> TASK STATEMENT
Copy every line of the data exactly, leaving nothing out.

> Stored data
BEGIN

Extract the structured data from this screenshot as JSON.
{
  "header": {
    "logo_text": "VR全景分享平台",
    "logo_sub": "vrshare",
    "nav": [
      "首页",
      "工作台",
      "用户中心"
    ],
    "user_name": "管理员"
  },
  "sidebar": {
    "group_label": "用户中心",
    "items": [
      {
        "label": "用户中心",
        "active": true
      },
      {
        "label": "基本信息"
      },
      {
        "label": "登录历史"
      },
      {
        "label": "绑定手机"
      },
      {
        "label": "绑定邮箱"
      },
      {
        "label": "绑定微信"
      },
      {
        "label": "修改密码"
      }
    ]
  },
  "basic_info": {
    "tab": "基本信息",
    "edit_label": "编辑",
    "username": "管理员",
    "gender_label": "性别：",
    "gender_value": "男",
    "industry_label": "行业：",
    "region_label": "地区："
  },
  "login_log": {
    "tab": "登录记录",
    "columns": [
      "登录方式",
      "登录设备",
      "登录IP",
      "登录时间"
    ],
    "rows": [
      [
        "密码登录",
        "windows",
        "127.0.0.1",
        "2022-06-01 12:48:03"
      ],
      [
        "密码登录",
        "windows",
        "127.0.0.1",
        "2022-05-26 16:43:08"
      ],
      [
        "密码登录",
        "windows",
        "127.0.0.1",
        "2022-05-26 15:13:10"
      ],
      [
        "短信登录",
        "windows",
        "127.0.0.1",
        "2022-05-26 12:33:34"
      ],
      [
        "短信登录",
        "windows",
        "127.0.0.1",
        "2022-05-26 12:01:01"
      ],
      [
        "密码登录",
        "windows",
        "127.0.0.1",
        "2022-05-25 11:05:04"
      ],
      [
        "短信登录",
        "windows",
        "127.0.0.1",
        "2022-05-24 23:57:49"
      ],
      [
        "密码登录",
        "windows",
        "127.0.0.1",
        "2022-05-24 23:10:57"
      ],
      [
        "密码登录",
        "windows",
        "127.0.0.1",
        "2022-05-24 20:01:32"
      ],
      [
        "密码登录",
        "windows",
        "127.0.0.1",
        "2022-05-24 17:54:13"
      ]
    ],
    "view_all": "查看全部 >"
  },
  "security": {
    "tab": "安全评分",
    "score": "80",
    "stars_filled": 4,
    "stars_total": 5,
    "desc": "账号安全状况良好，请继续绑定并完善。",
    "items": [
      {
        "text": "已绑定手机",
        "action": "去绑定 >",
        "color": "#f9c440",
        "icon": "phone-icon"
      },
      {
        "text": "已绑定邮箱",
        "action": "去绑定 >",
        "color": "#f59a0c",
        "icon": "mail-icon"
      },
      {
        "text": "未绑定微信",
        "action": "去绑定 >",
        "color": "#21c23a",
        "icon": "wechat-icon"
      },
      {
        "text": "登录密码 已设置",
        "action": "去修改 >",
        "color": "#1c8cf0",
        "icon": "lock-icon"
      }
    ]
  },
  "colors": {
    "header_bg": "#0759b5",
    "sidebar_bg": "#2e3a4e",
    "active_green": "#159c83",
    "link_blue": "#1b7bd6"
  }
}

END

> EXERCISE ANSWER
Extract the structured data from this screenshot as JSON.
{
  "header": {
    "logo_text": "VR全景分享平台",
    "logo_sub": "vrshare",
    "nav": [
      "首页",
      "工作台",
      "用户中心"
    ],
    "user_name": "管理员"
  },
  "sidebar": {
    "group_label": "用户中心",
    "items": [
      {
        "label": "用户中心",
        "active": true
      },
      {
        "label": "基本信息"
      },
      {
        "label": "登录历史"
      },
      {
        "label": "绑定手机"
      },
      {
        "label": "绑定邮箱"
      },
      {
        "label": "绑定微信"
      },
      {
        "label": "修改密码"
      }
    ]
  },
  "basic_info": {
    "tab": "基本信息",
    "edit_label": "编辑",
    "username": "管理员",
    "gender_label": "性别：",
    "gender_value": "男",
    "industry_label": "行业：",
    "region_label": "地区："
  },
  "login_log": {
    "tab": "登录记录",
    "columns": [
      "登录方式",
      "登录设备",
      "登录IP",
      "登录时间"
    ],
    "rows": [
      [
        "密码登录",
        "windows",
        "127.0.0.1",
        "2022-06-01 12:48:03"
      ],
      [
        "密码登录",
        "windows",
        "127.0.0.1",
        "2022-05-26 16:43:08"
      ],
      [
        "密码登录",
        "windows",
        "127.0.0.1",
        "2022-05-26 15:13:10"
      ],
      [
        "短信登录",
        "windows",
        "127.0.0.1",
        "2022-05-26 12:33:34"
      ],
      [
        "短信登录",
        "windows",
        "127.0.0.1",
        "2022-05-26 12:01:01"
      ],
      [
        "密码登录",
        "windows",
        "127.0.0.1",
        "2022-05-25 11:05:04"
      ],
      [
        "短信登录",
        "windows",
        "127.0.0.1",
        "2022-05-24 23:57:49"
      ],
      [
        "密码登录",
        "windows",
        "127.0.0.1",
        "2022-05-24 23:10:57"
      ],
      [
        "密码登录",
        "windows",
        "127.0.0.1",
        "2022-05-24 20:01:32"
      ],
      [
        "密码登录",
        "windows",
        "127.0.0.1",
        "2022-05-24 17:54:13"
      ]
    ],
    "view_all": "查看全部 >"
  },
  "security": {
    "tab": "安全评分",
    "score": "80",
    "stars_filled": 4,
    "stars_total": 5,
    "desc": "账号安全状况良好，请继续绑定并完善。",
    "items": [
      {
        "text": "已绑定手机",
        "action": "去绑定 >",
        "color": "#f9c440",
        "icon": "phone-icon"
      },
      {
        "text": "已绑定邮箱",
        "action": "去绑定 >",
        "color": "#f59a0c",
        "icon": "mail-icon"
      },
      {
        "text": "未绑定微信",
        "action": "去绑定 >",
        "color": "#21c23a",
        "icon": "wechat-icon"
      },
      {
        "text": "登录密码 已设置",
        "action": "去修改 >",
        "color": "#1c8cf0",
        "icon": "lock-icon"
      }
    ]
  },
  "colors": {
    "header_bg": "#0759b5",
    "sidebar_bg": "#2e3a4e",
    "active_green": "#159c83",
    "link_blue": "#1b7bd6"
  }
}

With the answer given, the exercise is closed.